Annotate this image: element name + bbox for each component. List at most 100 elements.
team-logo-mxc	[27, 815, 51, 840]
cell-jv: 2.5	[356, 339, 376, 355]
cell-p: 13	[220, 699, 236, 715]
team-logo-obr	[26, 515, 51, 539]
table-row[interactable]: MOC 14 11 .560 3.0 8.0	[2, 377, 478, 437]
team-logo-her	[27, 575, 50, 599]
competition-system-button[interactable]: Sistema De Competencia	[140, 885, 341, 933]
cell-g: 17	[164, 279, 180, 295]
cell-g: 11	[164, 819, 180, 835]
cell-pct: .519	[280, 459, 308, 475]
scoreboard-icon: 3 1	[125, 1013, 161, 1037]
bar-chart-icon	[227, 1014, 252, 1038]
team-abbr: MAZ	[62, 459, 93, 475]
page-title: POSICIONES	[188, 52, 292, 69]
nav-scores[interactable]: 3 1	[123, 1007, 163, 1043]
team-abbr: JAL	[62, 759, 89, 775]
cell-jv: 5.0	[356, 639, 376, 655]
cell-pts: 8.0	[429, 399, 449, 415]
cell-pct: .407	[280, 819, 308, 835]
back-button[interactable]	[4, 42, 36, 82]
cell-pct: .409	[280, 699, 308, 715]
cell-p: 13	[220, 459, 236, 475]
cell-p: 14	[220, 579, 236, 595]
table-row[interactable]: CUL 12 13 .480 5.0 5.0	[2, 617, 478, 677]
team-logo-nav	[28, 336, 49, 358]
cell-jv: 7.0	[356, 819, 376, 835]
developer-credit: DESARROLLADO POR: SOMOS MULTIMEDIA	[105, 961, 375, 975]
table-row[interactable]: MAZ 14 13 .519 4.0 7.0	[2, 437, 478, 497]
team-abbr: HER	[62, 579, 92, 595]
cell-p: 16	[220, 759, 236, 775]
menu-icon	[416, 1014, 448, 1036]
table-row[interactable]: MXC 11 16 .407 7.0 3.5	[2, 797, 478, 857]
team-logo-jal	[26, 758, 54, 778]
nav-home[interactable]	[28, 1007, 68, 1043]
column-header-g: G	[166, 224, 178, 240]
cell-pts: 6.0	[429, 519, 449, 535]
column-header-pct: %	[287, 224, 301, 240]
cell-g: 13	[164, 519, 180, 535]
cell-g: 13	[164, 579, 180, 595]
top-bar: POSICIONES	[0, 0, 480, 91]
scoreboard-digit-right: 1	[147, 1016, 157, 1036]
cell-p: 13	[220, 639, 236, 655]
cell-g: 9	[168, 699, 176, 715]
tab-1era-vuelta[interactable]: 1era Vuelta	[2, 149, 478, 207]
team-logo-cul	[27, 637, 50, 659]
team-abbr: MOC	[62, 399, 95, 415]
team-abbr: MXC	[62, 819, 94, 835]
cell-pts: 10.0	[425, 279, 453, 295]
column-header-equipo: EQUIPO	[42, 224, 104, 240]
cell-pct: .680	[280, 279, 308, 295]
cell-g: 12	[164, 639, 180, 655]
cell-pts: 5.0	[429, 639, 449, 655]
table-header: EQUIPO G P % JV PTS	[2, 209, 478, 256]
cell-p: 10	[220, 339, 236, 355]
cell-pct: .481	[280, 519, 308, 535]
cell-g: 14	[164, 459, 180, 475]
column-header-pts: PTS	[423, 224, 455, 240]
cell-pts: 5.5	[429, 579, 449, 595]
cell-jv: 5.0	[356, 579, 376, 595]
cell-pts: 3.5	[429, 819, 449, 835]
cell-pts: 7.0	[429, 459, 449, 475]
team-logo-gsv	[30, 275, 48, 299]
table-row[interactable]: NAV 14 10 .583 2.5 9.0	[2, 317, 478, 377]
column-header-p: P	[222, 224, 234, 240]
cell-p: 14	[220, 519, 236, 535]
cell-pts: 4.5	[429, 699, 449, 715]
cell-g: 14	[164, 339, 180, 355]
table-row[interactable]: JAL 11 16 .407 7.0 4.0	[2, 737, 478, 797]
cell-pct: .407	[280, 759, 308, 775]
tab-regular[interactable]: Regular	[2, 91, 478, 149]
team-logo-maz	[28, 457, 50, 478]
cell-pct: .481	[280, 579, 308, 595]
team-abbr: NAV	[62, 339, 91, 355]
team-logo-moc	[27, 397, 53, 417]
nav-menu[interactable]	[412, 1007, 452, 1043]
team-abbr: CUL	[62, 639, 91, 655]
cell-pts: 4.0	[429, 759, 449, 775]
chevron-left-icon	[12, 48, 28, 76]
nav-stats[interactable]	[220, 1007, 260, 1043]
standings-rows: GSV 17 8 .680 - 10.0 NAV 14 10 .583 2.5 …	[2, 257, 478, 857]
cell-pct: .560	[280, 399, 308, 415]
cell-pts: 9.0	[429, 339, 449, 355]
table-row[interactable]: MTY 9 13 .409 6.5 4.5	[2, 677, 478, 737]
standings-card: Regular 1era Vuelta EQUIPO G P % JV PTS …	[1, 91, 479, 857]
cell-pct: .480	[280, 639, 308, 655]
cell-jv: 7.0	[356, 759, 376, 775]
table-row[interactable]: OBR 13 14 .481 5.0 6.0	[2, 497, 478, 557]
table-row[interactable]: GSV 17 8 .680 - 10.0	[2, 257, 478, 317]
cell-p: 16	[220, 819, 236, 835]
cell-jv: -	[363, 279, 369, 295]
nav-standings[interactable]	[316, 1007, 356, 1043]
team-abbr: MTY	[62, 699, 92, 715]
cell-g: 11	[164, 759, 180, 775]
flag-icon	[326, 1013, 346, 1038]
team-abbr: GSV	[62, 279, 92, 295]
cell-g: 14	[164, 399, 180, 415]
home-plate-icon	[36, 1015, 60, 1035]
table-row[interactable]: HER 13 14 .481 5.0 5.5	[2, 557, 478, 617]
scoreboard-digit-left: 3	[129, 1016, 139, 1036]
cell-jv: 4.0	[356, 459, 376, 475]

────────────────────────────────────────

DIRECTIVE: Rewrite every one of the entries above, putting "CLASIFICACIÓN" in place of each occurrence of "POSICIONES" and changing nothing else.

EXERCISE RESPONSE:
Annotate this image: element name + bbox for each component. List at most 100 elements.
team-logo-mxc	[27, 815, 51, 840]
cell-jv: 2.5	[356, 339, 376, 355]
cell-p: 13	[220, 699, 236, 715]
team-logo-obr	[26, 515, 51, 539]
table-row[interactable]: MOC 14 11 .560 3.0 8.0	[2, 377, 478, 437]
team-logo-her	[27, 575, 50, 599]
competition-system-button[interactable]: Sistema De Competencia	[140, 885, 341, 933]
cell-g: 17	[164, 279, 180, 295]
cell-g: 11	[164, 819, 180, 835]
cell-pct: .519	[280, 459, 308, 475]
scoreboard-icon: 3 1	[125, 1013, 161, 1037]
bar-chart-icon	[227, 1014, 252, 1038]
team-abbr: MAZ	[62, 459, 93, 475]
page-title: CLASIFICACIÓN	[188, 52, 292, 69]
nav-scores[interactable]: 3 1	[123, 1007, 163, 1043]
team-abbr: JAL	[62, 759, 89, 775]
cell-jv: 5.0	[356, 639, 376, 655]
cell-pts: 8.0	[429, 399, 449, 415]
cell-pct: .407	[280, 819, 308, 835]
back-button[interactable]	[4, 42, 36, 82]
cell-pct: .409	[280, 699, 308, 715]
cell-p: 13	[220, 459, 236, 475]
cell-p: 14	[220, 579, 236, 595]
table-row[interactable]: CUL 12 13 .480 5.0 5.0	[2, 617, 478, 677]
team-logo-nav	[28, 336, 49, 358]
cell-jv: 7.0	[356, 819, 376, 835]
developer-credit: DESARROLLADO POR: SOMOS MULTIMEDIA	[105, 961, 375, 975]
table-row[interactable]: MAZ 14 13 .519 4.0 7.0	[2, 437, 478, 497]
team-abbr: HER	[62, 579, 92, 595]
cell-p: 16	[220, 759, 236, 775]
menu-icon	[416, 1014, 448, 1036]
table-row[interactable]: MXC 11 16 .407 7.0 3.5	[2, 797, 478, 857]
team-logo-jal	[26, 758, 54, 778]
nav-home[interactable]	[28, 1007, 68, 1043]
column-header-g: G	[166, 224, 178, 240]
cell-pts: 6.0	[429, 519, 449, 535]
column-header-pct: %	[287, 224, 301, 240]
cell-g: 13	[164, 519, 180, 535]
cell-g: 13	[164, 579, 180, 595]
top-bar: CLASIFICACIÓN	[0, 0, 480, 91]
scoreboard-digit-right: 1	[147, 1016, 157, 1036]
cell-p: 13	[220, 639, 236, 655]
cell-g: 9	[168, 699, 176, 715]
tab-1era-vuelta[interactable]: 1era Vuelta	[2, 149, 478, 207]
team-logo-cul	[27, 637, 50, 659]
team-abbr: MOC	[62, 399, 95, 415]
team-abbr: MXC	[62, 819, 94, 835]
cell-pts: 10.0	[425, 279, 453, 295]
column-header-equipo: EQUIPO	[42, 224, 104, 240]
cell-pct: .680	[280, 279, 308, 295]
cell-g: 12	[164, 639, 180, 655]
cell-pts: 5.0	[429, 639, 449, 655]
table-header: EQUIPO G P % JV PTS	[2, 209, 478, 256]
cell-p: 10	[220, 339, 236, 355]
cell-pct: .481	[280, 519, 308, 535]
cell-g: 14	[164, 459, 180, 475]
column-header-pts: PTS	[423, 224, 455, 240]
cell-pts: 5.5	[429, 579, 449, 595]
cell-jv: 5.0	[356, 579, 376, 595]
cell-pts: 3.5	[429, 819, 449, 835]
cell-pts: 7.0	[429, 459, 449, 475]
team-logo-gsv	[30, 275, 48, 299]
table-row[interactable]: NAV 14 10 .583 2.5 9.0	[2, 317, 478, 377]
column-header-p: P	[222, 224, 234, 240]
cell-p: 14	[220, 519, 236, 535]
cell-pts: 4.5	[429, 699, 449, 715]
cell-g: 14	[164, 339, 180, 355]
table-row[interactable]: JAL 11 16 .407 7.0 4.0	[2, 737, 478, 797]
cell-pct: .407	[280, 759, 308, 775]
tab-regular[interactable]: Regular	[2, 91, 478, 149]
team-logo-maz	[28, 457, 50, 478]
cell-pct: .481	[280, 579, 308, 595]
team-abbr: NAV	[62, 339, 91, 355]
team-logo-moc	[27, 397, 53, 417]
nav-menu[interactable]	[412, 1007, 452, 1043]
team-abbr: CUL	[62, 639, 91, 655]
cell-pts: 4.0	[429, 759, 449, 775]
chevron-left-icon	[12, 48, 28, 76]
nav-stats[interactable]	[220, 1007, 260, 1043]
standings-rows: GSV 17 8 .680 - 10.0 NAV 14 10 .583 2.5 …	[2, 257, 478, 857]
cell-pct: .560	[280, 399, 308, 415]
cell-pts: 9.0	[429, 339, 449, 355]
table-row[interactable]: MTY 9 13 .409 6.5 4.5	[2, 677, 478, 737]
standings-card: Regular 1era Vuelta EQUIPO G P % JV PTS …	[1, 91, 479, 857]
cell-pct: .480	[280, 639, 308, 655]
cell-jv: 7.0	[356, 759, 376, 775]
table-row[interactable]: OBR 13 14 .481 5.0 6.0	[2, 497, 478, 557]
table-row[interactable]: GSV 17 8 .680 - 10.0	[2, 257, 478, 317]
cell-p: 16	[220, 819, 236, 835]
cell-jv: -	[363, 279, 369, 295]
nav-standings[interactable]	[316, 1007, 356, 1043]
team-abbr: MTY	[62, 699, 92, 715]
cell-g: 11	[164, 759, 180, 775]
flag-icon	[326, 1013, 346, 1038]
team-abbr: GSV	[62, 279, 92, 295]
cell-g: 14	[164, 399, 180, 415]
home-plate-icon	[36, 1015, 60, 1035]
table-row[interactable]: HER 13 14 .481 5.0 5.5	[2, 557, 478, 617]
scoreboard-digit-left: 3	[129, 1016, 139, 1036]
cell-jv: 4.0	[356, 459, 376, 475]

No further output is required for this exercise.